__EXTRAIT DE L'ARTICLE__

_ _ _

Nicole Mari le Jeudi 25 Avril 2019 à 15:43

La Conférence des maires contre la Chambre des territoires. Dans sa traditionnelle allocution d’ouverture de la session de fin mars qui se tient ce jeudi à l’Assemblée de Corse, le président Jean-Guy Talamoni a, in lingua nustrale, tiré à boulets rouges sur la Conférence des maires, qui vient d’être créée par l’Etat, pour, selon lui, contrer l’influence du pouvoir nationaliste dans l’île. Il estime qu’existe déjà pour le même usage la Chambre des territoires, tout en reconnaissant que celle-ci a besoin d’être améliorée. Il appelle à ouvrir le débat avec les maires.



Jean-Guy Talamoni, président de l'Assemblée de Corse. Photo Michel Luccioni.
Jean-Guy Talamoni, président de l'Assemblée de Corse. Photo Michel Luccioni.
Voici le texte de son discours :
 
« Le peuple corse respecte les institutions.
Pour notre part, nous sommes les garants de ce respect. Nous connaissons les sacrifices, les malheurs, la longue route que nous avons faite pour construire les institutions démocratiques de la Corse. Il a fallu défendre une vision, la partager avec les autres forces politiques de l’île, construire des compromis au fil des années et des évolutions institutionnelles. Nous avons défendu ensemble cette vision face aux gouvernements français, avec François Mitterrand, Michel Rocard, Pierre Joxe, Jean-Louis Debré, Lionel Jospin, Nicolas Sarkozy, Marylise Lebranchu, Bernard Cazeneuve ou Jean-Michel Baylet.
 
Aujourd’hui, ces institutions nées de nos luttes, de nos pactes, de nos malheurs et de nos accolades, créées aussi par le parlement français, sont remises en question par l’Etat, par le Président de la République française lui-même qui crée, par exemple, une conférence des maires, sans aucun appui juridique, pour dévier, pour affaiblir, pour piétiner les institutions de la Corse. Pire, la compétence de notre collectivité en matière d’urbanisme est niée par le prétendu garant du droit.

_ _ _

__DONNÉES EXTRAITES__

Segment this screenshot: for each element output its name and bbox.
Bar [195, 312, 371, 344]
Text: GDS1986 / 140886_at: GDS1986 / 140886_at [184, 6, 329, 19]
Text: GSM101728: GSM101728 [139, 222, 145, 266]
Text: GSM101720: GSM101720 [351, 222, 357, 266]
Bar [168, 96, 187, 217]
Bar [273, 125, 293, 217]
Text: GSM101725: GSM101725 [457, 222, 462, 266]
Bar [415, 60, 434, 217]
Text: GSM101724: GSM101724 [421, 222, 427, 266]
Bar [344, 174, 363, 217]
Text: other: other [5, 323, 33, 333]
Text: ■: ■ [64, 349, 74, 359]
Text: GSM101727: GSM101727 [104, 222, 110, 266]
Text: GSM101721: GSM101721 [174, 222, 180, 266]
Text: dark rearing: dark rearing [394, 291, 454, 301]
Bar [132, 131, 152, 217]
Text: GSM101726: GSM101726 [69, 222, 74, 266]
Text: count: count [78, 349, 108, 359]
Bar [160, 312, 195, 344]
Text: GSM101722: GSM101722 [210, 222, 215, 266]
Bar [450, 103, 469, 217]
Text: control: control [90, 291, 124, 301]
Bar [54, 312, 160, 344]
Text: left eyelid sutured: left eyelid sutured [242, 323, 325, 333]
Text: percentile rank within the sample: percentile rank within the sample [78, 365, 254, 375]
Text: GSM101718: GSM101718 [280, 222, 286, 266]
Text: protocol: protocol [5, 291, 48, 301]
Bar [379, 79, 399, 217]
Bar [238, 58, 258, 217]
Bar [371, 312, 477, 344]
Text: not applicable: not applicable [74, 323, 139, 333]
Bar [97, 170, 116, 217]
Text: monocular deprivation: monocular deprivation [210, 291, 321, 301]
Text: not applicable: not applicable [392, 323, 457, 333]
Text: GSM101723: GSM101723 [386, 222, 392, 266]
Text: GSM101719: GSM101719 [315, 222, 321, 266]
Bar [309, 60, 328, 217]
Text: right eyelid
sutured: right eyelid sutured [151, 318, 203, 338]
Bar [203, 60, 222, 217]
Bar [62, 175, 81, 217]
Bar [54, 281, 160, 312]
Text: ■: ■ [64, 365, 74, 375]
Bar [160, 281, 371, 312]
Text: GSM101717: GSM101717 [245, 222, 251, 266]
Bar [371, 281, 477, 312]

_ _ _

__À PRODUIRE__
Recopiez sans rien changer le passage de l'article qui commence aux mots « Voici le texte » et se termine après « ou Jean-Michel Baylet. ».

__RÉSULTAT__
Voici le texte de son discours :
 
« Le peuple corse respecte les institutions.
Pour notre part, nous sommes les garants de ce respect. Nous connaissons les sacrifices, les malheurs, la longue route que nous avons faite pour construire les institutions démocratiques de la Corse. Il a fallu défendre une vision, la partager avec les autres forces politiques de l’île, construire des compromis au fil des années et des évolutions institutionnelles. Nous avons défendu ensemble cette vision face aux gouvernements français, avec François Mitterrand, Michel Rocard, Pierre Joxe, Jean-Louis Debré, Lionel Jospin, Nicolas Sarkozy, Marylise Lebranchu, Bernard Cazeneuve ou Jean-Michel Baylet.